**Brief:** Starting at the line that holds "Parse this screenshot: output", set down each line through the end of the listing, exactly as written and with nothing added.

== Data

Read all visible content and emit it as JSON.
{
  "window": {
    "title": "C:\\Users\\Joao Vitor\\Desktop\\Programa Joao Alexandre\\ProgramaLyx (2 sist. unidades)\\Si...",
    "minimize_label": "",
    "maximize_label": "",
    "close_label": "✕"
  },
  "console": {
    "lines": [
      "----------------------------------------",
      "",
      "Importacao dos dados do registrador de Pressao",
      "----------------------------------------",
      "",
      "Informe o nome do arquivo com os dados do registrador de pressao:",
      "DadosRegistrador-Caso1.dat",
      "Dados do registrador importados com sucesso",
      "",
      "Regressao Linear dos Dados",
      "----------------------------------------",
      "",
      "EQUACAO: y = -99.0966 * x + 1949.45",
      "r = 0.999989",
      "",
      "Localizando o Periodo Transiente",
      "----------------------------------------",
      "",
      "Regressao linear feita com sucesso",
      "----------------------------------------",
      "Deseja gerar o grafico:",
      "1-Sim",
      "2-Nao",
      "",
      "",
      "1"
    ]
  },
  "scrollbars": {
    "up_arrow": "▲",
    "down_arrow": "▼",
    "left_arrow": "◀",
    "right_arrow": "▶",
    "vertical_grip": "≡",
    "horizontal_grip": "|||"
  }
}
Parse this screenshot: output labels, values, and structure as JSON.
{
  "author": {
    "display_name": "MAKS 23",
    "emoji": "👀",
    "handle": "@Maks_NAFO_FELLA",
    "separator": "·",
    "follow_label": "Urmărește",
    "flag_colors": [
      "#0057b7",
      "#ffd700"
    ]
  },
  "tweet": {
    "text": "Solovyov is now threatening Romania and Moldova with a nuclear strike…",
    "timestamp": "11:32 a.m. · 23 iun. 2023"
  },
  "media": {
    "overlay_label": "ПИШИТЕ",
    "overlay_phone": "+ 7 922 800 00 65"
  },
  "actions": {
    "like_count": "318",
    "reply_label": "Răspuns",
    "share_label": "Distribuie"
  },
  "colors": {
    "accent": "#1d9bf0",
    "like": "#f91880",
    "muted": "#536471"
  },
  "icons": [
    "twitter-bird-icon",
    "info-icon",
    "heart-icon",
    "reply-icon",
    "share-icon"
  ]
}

====

**Correct result:**
Parse this screenshot: output labels, values, and structure as JSON.
{
  "author": {
    "display_name": "MAKS 23",
    "emoji": "👀",
    "handle": "@Maks_NAFO_FELLA",
    "separator": "·",
    "follow_label": "Urmărește",
    "flag_colors": [
      "#0057b7",
      "#ffd700"
    ]
  },
  "tweet": {
    "text": "Solovyov is now threatening Romania and Moldova with a nuclear strike…",
    "timestamp": "11:32 a.m. · 23 iun. 2023"
  },
  "media": {
    "overlay_label": "ПИШИТЕ",
    "overlay_phone": "+ 7 922 800 00 65"
  },
  "actions": {
    "like_count": "318",
    "reply_label": "Răspuns",
    "share_label": "Distribuie"
  },
  "colors": {
    "accent": "#1d9bf0",
    "like": "#f91880",
    "muted": "#536471"
  },
  "icons": [
    "twitter-bird-icon",
    "info-icon",
    "heart-icon",
    "reply-icon",
    "share-icon"
  ]
}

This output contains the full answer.